● TASK TO COMPLETE
Every line below that mentions the word "Game" should be copied out.

Start of ENTRIES PROVIDED

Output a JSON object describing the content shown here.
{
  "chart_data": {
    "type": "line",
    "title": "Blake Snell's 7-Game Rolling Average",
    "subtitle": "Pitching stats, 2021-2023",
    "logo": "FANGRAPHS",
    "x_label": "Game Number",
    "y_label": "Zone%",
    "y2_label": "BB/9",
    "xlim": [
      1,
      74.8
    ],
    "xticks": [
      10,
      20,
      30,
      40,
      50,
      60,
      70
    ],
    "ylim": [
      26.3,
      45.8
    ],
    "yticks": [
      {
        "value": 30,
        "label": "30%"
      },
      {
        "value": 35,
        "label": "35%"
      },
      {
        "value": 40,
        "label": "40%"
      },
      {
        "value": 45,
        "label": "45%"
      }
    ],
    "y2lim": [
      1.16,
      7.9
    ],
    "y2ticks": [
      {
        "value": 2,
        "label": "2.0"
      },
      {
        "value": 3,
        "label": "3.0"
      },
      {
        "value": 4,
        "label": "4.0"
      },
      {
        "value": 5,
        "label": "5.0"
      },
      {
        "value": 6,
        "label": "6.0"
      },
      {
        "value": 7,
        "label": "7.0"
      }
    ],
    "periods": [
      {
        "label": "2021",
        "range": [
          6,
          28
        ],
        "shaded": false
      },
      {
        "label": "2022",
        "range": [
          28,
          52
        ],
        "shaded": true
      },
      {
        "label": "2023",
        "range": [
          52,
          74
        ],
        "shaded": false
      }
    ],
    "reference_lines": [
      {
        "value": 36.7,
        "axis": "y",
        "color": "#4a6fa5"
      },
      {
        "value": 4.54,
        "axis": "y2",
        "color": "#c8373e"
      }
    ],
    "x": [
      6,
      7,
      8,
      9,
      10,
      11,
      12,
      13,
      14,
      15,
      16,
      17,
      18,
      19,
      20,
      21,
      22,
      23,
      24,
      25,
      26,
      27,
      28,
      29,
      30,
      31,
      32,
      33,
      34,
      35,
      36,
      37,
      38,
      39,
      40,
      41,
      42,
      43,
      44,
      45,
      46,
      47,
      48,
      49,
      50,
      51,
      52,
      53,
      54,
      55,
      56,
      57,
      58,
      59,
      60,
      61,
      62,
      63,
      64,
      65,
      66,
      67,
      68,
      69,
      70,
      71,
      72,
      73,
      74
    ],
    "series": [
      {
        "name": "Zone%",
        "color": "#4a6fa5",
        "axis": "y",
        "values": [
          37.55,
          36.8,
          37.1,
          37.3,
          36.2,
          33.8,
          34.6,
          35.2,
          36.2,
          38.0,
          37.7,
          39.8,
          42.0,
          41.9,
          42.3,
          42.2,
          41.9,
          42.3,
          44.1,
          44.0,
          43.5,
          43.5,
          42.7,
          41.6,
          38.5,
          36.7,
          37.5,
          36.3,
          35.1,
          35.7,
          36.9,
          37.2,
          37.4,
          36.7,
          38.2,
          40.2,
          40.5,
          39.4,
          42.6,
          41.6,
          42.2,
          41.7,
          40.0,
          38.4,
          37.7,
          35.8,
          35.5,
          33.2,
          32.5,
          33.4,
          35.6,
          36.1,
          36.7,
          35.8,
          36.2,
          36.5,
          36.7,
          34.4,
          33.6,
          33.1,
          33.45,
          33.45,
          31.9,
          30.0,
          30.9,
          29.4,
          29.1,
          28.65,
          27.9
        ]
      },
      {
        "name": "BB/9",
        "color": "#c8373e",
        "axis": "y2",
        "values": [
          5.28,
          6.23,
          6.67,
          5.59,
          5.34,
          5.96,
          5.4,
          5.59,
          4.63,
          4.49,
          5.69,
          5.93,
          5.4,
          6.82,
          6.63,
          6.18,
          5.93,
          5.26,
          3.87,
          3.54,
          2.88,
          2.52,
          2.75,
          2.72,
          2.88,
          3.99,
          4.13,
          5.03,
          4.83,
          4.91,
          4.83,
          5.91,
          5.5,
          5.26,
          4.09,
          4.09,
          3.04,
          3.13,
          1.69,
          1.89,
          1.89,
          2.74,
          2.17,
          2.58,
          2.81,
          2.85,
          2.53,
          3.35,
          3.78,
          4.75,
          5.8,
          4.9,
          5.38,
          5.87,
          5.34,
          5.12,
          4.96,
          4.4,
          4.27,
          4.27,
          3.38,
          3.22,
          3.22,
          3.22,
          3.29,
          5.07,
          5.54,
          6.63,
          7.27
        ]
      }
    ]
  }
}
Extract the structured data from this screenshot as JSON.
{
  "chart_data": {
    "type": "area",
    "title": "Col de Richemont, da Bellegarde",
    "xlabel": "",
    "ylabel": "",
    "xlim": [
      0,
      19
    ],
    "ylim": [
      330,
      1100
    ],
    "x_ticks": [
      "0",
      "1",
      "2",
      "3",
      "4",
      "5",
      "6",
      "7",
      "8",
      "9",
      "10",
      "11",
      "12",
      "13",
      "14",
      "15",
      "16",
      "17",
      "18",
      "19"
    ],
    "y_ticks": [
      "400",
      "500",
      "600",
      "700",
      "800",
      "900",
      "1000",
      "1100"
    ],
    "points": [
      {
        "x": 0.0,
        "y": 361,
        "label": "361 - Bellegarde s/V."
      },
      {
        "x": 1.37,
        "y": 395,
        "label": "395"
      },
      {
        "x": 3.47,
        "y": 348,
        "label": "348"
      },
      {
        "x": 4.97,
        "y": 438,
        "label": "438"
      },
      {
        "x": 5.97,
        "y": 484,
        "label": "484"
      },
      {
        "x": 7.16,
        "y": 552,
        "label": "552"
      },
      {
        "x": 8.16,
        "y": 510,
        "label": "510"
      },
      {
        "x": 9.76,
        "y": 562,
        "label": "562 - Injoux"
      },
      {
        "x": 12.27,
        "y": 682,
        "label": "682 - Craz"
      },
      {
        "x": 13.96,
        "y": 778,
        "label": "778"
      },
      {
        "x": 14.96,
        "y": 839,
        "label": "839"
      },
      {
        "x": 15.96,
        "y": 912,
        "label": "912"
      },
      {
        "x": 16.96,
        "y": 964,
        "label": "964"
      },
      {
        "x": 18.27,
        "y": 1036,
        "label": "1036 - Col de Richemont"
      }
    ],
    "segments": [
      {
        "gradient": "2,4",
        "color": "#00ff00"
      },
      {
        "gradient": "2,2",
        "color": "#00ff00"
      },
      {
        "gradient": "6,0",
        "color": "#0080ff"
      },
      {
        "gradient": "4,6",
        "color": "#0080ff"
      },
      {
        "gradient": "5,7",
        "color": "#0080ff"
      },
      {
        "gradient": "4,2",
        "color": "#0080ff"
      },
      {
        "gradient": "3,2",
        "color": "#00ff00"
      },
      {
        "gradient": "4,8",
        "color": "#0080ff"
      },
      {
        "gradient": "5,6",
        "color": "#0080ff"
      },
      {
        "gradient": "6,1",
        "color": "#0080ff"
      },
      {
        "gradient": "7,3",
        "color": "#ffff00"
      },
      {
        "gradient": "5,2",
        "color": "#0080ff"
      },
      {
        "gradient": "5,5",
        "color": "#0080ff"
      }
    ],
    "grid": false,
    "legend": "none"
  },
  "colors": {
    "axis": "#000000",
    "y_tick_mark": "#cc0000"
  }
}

End of ENTRIES PROVIDED

● TASK RESPONSE
    "title": "Blake Snell's 7-Game Rolling Average",
    "x_label": "Game Number",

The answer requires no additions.